Start of ENTRIES SHOWN

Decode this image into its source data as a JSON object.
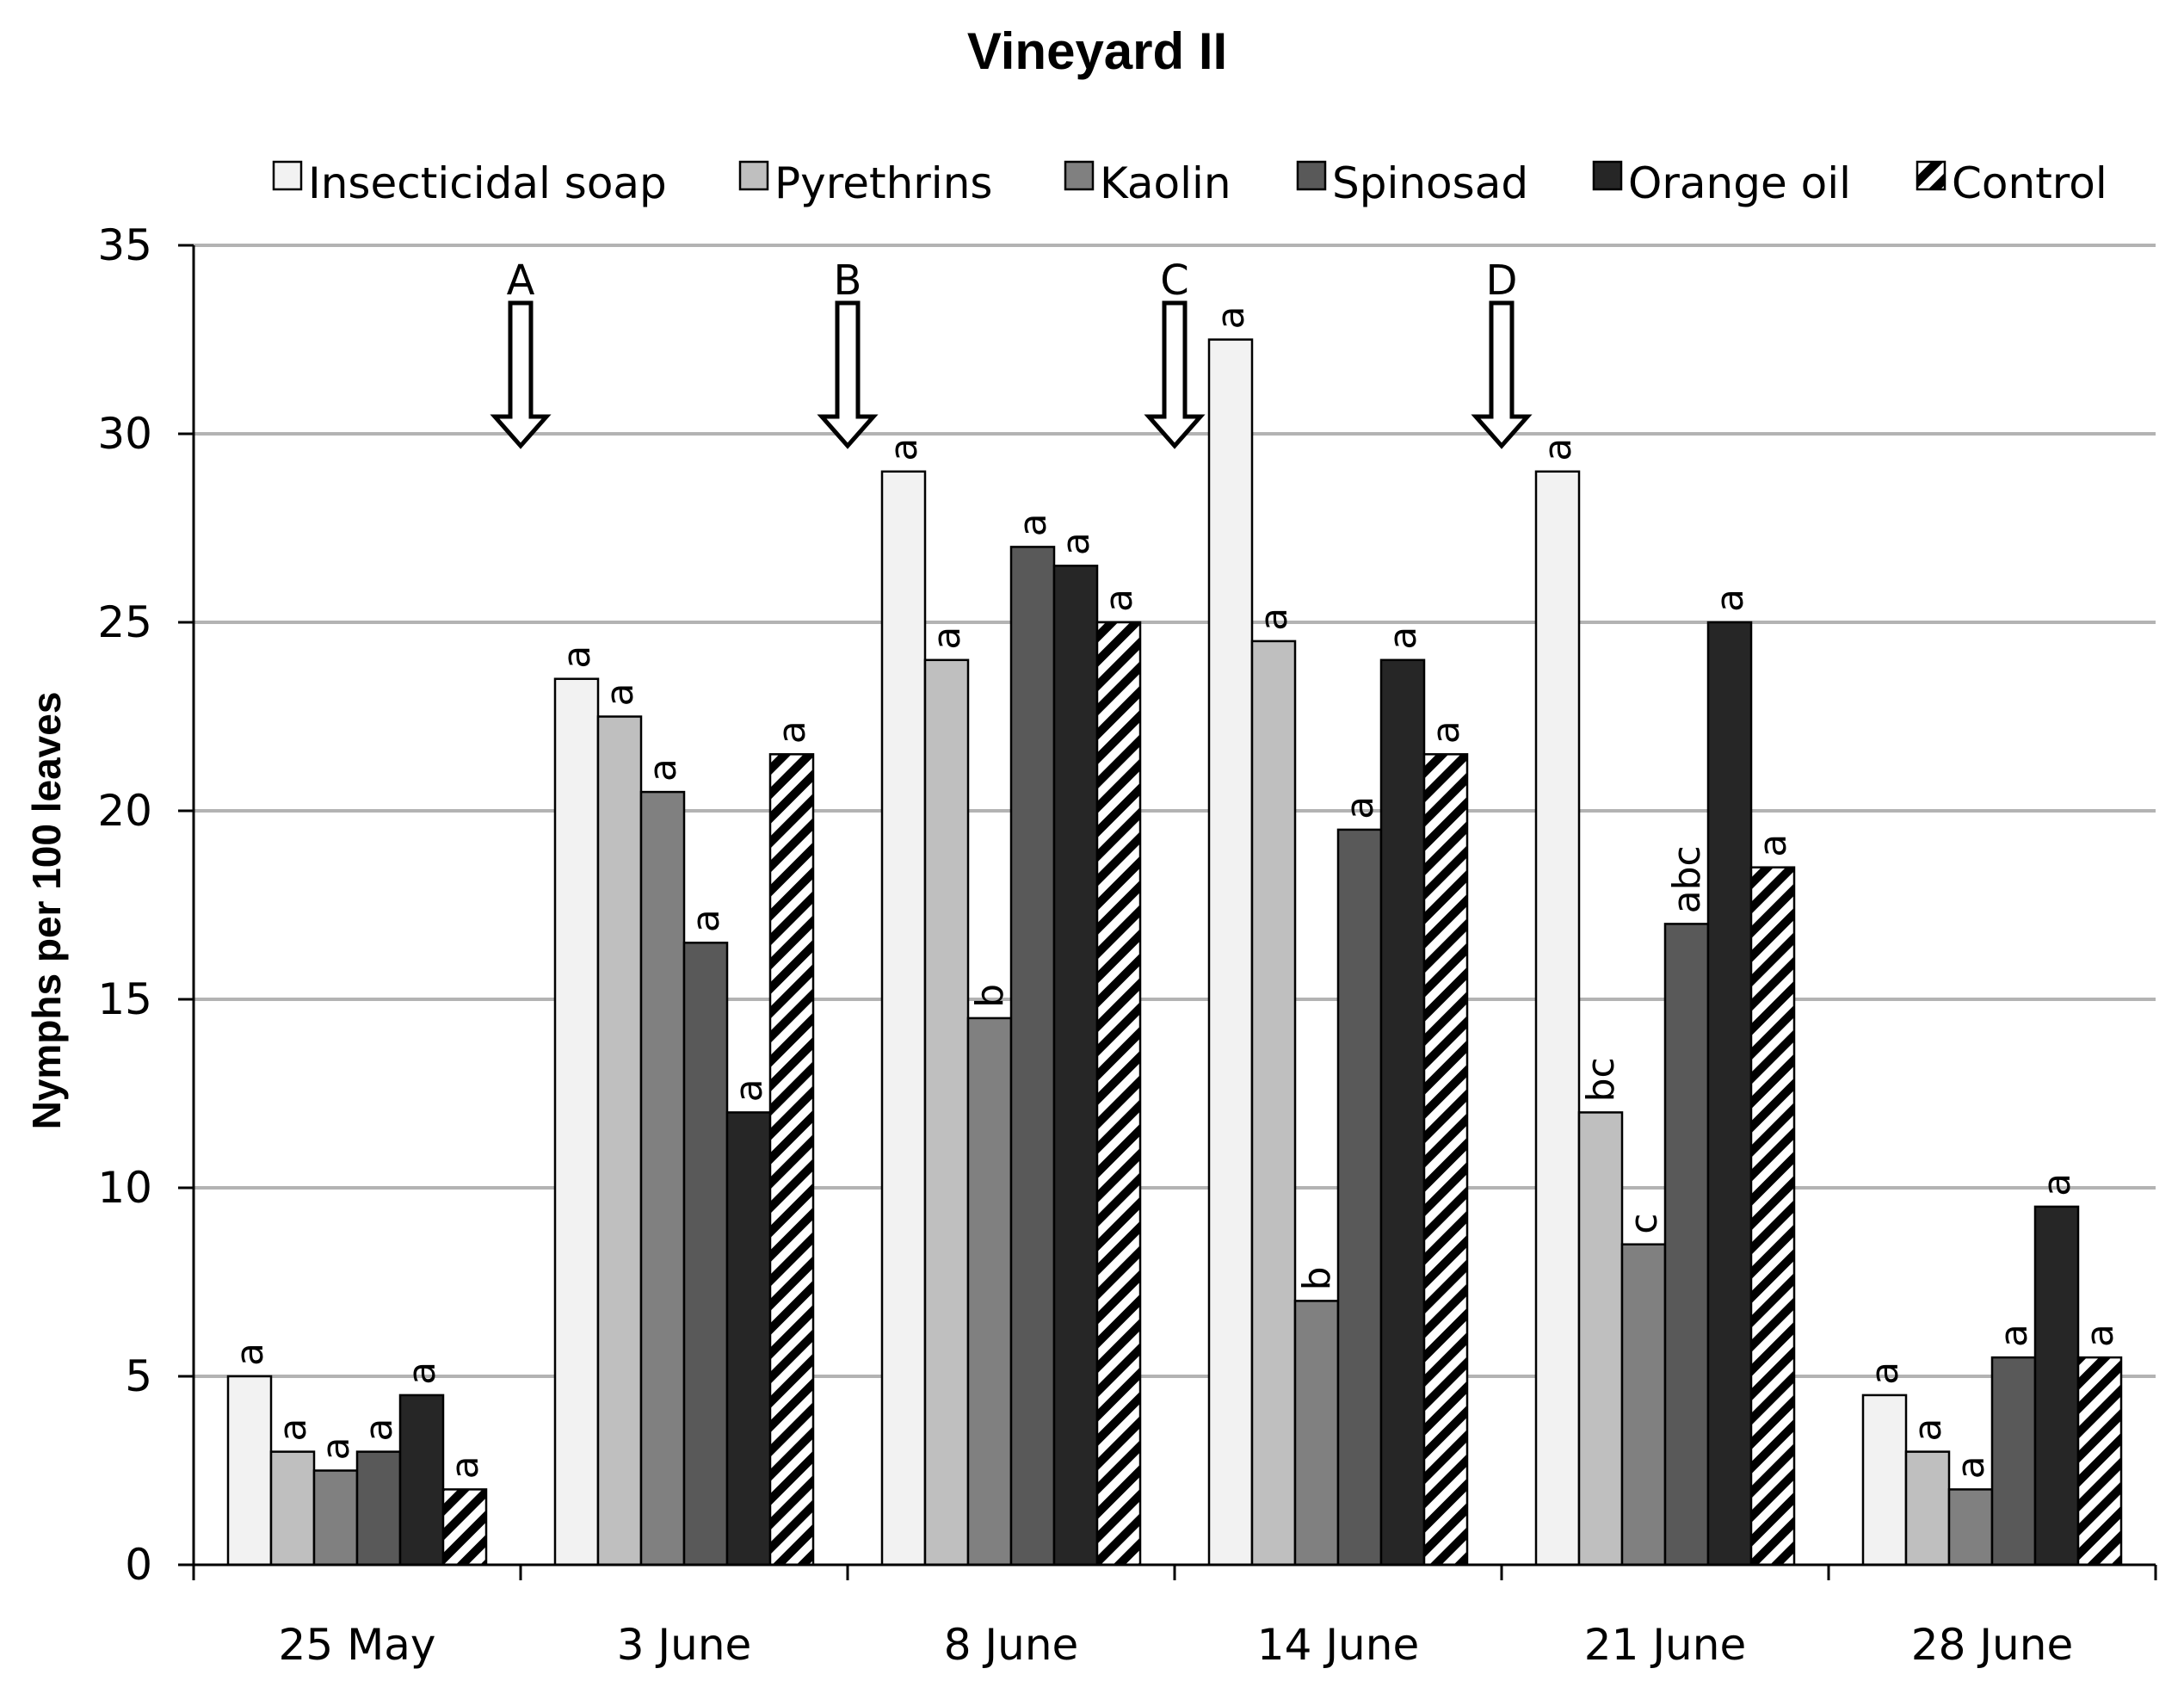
{
  "chart_data": {
    "type": "bar",
    "title": "Vineyard II",
    "xlabel": "",
    "ylabel": "Nymphs per 100 leaves",
    "ylim": [
      0,
      35
    ],
    "yticks": [
      0,
      5,
      10,
      15,
      20,
      25,
      30,
      35
    ],
    "grid": true,
    "legend_position": "top",
    "categories": [
      "25 May",
      "3 June",
      "8 June",
      "14 June",
      "21 June",
      "28 June"
    ],
    "series": [
      {
        "name": "Insecticidal soap",
        "color": "#f2f2f2",
        "pattern": "none",
        "values": [
          5,
          23.5,
          29,
          32.5,
          29,
          4.5
        ],
        "labels": [
          "a",
          "a",
          "a",
          "a",
          "a",
          "a"
        ]
      },
      {
        "name": "Pyrethrins",
        "color": "#bfbfbf",
        "pattern": "none",
        "values": [
          3,
          22.5,
          24,
          24.5,
          12,
          3
        ],
        "labels": [
          "a",
          "a",
          "a",
          "a",
          "bc",
          "a"
        ]
      },
      {
        "name": "Kaolin",
        "color": "#808080",
        "pattern": "none",
        "values": [
          2.5,
          20.5,
          14.5,
          7,
          8.5,
          2
        ],
        "labels": [
          "a",
          "a",
          "b",
          "b",
          "c",
          "a"
        ]
      },
      {
        "name": "Spinosad",
        "color": "#595959",
        "pattern": "none",
        "values": [
          3,
          16.5,
          27,
          19.5,
          17,
          5.5
        ],
        "labels": [
          "a",
          "a",
          "a",
          "a",
          "abc",
          "a"
        ]
      },
      {
        "name": "Orange oil",
        "color": "#262626",
        "pattern": "none",
        "values": [
          4.5,
          12,
          26.5,
          24,
          25,
          9.5
        ],
        "labels": [
          "a",
          "a",
          "a",
          "a",
          "a",
          "a"
        ]
      },
      {
        "name": "Control",
        "color": "#000000",
        "pattern": "diagonal-stripes",
        "values": [
          2,
          21.5,
          25,
          21.5,
          18.5,
          5.5
        ],
        "labels": [
          "a",
          "a",
          "a",
          "a",
          "a",
          "a"
        ]
      }
    ],
    "annotations": [
      {
        "label": "A",
        "between": [
          "25 May",
          "3 June"
        ],
        "y": 30
      },
      {
        "label": "B",
        "between": [
          "3 June",
          "8 June"
        ],
        "y": 30
      },
      {
        "label": "C",
        "between": [
          "8 June",
          "14 June"
        ],
        "y": 30
      },
      {
        "label": "D",
        "between": [
          "14 June",
          "21 June"
        ],
        "y": 30
      }
    ]
  }
}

End of ENTRIES SHOWN

> [EXERCISE TASK]: Gather each line in the data that holds the string "name".

> [ANSWER TO THIS PROBLEM]:
        "name": "Insecticidal soap",
        "name": "Pyrethrins",
        "name": "Kaolin",
        "name": "Spinosad",
        "name": "Orange oil",
        "name": "Control",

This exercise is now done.